Dataset items:
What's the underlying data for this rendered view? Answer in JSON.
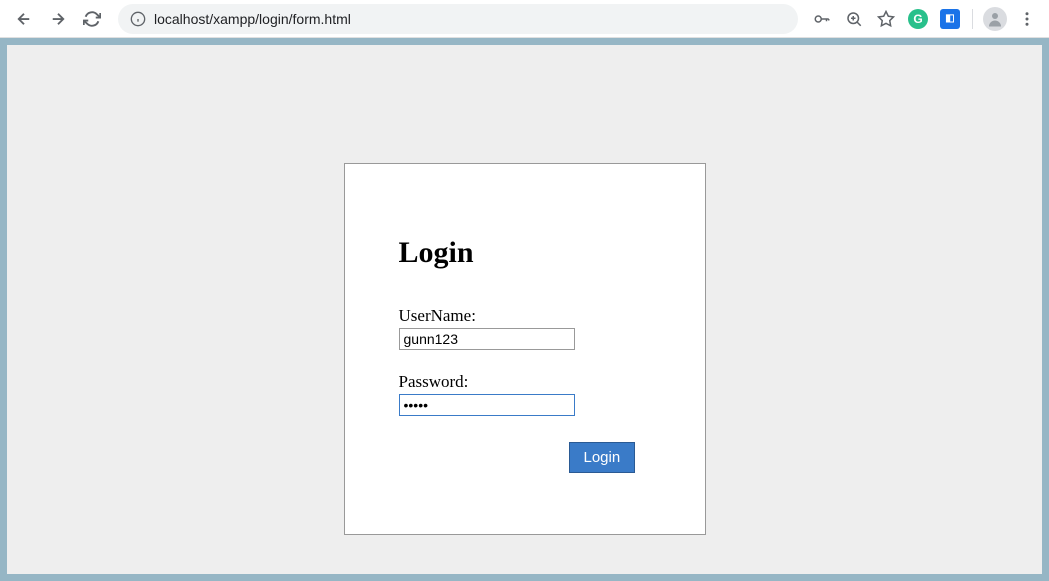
{
  "browser": {
    "url_display": "localhost/xampp/login/form.html",
    "url_host": "localhost"
  },
  "form": {
    "title": "Login",
    "username_label": "UserName:",
    "username_value": "gunn123",
    "password_label": "Password:",
    "password_value": "•••••",
    "submit_label": "Login"
  }
}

◆ What is asked
Output a faithful copy of the data, with each picture left out.

◆ Result for this task
What's the underlying data for this rendered view? Answer in JSON.
{
  "browser": {
    "url_display": "localhost/xampp/login/form.html",
    "url_host": "localhost"
  },
  "form": {
    "title": "Login",
    "username_label": "UserName:",
    "username_value": "gunn123",
    "password_label": "Password:",
    "password_value": "•••••",
    "submit_label": "Login"
  }
}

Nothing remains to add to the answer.